---- Records for this task
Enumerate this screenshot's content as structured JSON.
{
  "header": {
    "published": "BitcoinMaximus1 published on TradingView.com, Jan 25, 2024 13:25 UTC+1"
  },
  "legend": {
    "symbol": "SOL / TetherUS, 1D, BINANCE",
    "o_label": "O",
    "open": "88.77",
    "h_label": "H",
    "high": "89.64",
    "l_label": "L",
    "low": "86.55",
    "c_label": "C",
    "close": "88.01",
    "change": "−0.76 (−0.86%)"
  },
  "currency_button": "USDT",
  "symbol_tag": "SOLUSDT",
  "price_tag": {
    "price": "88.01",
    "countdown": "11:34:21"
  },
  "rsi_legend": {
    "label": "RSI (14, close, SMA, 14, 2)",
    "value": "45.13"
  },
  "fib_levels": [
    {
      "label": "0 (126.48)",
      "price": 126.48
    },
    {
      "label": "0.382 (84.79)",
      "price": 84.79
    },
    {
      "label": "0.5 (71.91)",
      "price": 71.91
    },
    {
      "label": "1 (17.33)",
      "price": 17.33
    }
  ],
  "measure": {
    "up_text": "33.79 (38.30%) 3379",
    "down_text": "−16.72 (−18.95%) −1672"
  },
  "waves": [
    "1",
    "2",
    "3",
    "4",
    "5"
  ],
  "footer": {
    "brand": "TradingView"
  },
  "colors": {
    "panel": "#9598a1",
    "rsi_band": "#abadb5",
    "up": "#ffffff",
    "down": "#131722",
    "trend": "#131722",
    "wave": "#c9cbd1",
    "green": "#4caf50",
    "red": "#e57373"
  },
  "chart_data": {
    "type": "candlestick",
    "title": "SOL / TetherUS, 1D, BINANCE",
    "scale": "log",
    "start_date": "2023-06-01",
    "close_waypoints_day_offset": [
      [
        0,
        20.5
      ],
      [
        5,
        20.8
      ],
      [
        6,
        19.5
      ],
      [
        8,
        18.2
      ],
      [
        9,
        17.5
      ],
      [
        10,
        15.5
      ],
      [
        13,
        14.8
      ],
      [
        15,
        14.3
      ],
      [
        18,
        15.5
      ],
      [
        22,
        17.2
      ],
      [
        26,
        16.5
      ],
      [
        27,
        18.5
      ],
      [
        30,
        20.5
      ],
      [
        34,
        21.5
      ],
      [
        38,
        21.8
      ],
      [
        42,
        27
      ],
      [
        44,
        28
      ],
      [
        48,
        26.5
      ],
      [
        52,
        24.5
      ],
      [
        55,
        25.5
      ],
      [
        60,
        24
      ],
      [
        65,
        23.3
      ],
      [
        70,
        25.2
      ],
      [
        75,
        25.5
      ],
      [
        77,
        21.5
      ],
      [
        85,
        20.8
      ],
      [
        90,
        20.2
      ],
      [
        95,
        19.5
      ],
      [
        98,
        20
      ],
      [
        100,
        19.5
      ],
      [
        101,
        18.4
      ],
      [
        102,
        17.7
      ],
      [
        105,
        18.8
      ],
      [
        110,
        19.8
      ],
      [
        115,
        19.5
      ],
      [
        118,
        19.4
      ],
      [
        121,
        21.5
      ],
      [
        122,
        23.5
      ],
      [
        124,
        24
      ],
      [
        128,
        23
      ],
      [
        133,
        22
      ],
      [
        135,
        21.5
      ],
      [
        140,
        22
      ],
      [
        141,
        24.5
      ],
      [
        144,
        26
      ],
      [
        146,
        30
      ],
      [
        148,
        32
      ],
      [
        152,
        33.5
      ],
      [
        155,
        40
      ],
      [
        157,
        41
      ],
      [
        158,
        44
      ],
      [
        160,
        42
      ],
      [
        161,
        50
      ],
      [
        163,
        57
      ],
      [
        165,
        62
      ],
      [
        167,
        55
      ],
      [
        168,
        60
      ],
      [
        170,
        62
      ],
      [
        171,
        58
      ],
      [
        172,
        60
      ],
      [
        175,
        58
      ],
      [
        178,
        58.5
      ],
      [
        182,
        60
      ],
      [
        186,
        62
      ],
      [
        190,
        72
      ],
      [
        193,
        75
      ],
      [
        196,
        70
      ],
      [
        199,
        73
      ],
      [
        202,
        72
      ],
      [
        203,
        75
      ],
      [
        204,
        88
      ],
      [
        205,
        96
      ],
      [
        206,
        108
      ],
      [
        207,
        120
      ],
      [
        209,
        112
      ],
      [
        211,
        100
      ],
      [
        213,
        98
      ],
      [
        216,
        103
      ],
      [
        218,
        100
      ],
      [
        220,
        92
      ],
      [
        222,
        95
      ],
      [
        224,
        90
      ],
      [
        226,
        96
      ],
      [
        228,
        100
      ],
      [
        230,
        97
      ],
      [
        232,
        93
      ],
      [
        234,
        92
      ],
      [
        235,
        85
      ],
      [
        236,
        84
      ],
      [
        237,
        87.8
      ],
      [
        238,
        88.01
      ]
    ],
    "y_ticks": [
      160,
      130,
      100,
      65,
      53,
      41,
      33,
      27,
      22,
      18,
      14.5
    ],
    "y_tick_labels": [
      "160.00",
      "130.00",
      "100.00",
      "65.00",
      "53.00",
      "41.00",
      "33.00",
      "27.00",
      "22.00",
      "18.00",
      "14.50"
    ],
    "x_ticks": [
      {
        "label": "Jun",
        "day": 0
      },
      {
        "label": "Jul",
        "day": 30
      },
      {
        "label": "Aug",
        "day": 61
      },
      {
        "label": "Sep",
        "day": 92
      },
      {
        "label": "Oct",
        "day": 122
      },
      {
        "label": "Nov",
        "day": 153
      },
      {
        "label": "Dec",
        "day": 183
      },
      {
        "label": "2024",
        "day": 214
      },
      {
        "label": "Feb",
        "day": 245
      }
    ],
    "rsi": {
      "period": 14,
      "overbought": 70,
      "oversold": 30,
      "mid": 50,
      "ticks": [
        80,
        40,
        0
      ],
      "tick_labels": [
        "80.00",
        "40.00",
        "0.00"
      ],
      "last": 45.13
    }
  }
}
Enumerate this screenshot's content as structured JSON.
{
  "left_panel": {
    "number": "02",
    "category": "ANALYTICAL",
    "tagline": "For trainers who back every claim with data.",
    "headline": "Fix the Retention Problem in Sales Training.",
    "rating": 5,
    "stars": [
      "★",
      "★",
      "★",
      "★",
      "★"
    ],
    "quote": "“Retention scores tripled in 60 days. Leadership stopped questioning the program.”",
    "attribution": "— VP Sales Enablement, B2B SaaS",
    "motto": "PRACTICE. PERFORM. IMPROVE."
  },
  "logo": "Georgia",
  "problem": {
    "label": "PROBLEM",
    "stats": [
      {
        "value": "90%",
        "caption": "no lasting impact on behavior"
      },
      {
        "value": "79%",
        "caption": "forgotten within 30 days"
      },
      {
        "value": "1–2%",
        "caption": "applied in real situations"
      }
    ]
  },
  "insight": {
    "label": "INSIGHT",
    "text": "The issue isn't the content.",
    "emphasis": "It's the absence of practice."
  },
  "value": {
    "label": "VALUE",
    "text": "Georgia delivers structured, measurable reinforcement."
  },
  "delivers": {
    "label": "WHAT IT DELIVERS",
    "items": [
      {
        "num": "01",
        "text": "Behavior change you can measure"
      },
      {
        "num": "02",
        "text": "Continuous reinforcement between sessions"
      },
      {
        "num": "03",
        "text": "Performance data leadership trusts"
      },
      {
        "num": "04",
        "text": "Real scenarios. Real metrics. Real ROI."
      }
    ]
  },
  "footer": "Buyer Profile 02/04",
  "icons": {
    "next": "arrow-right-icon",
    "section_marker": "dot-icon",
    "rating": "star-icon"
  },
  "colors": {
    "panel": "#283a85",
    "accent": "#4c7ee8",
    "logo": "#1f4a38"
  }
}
--------
§ **What you need to do**: Copy out each line of the records where the string "Retention" appears.

§ **Solution for this problem**:
    "headline": "Fix the Retention Problem in Sales Training.",
    "quote": "“Retention scores tripled in 60 days. Leadership stopped questioning the program.”",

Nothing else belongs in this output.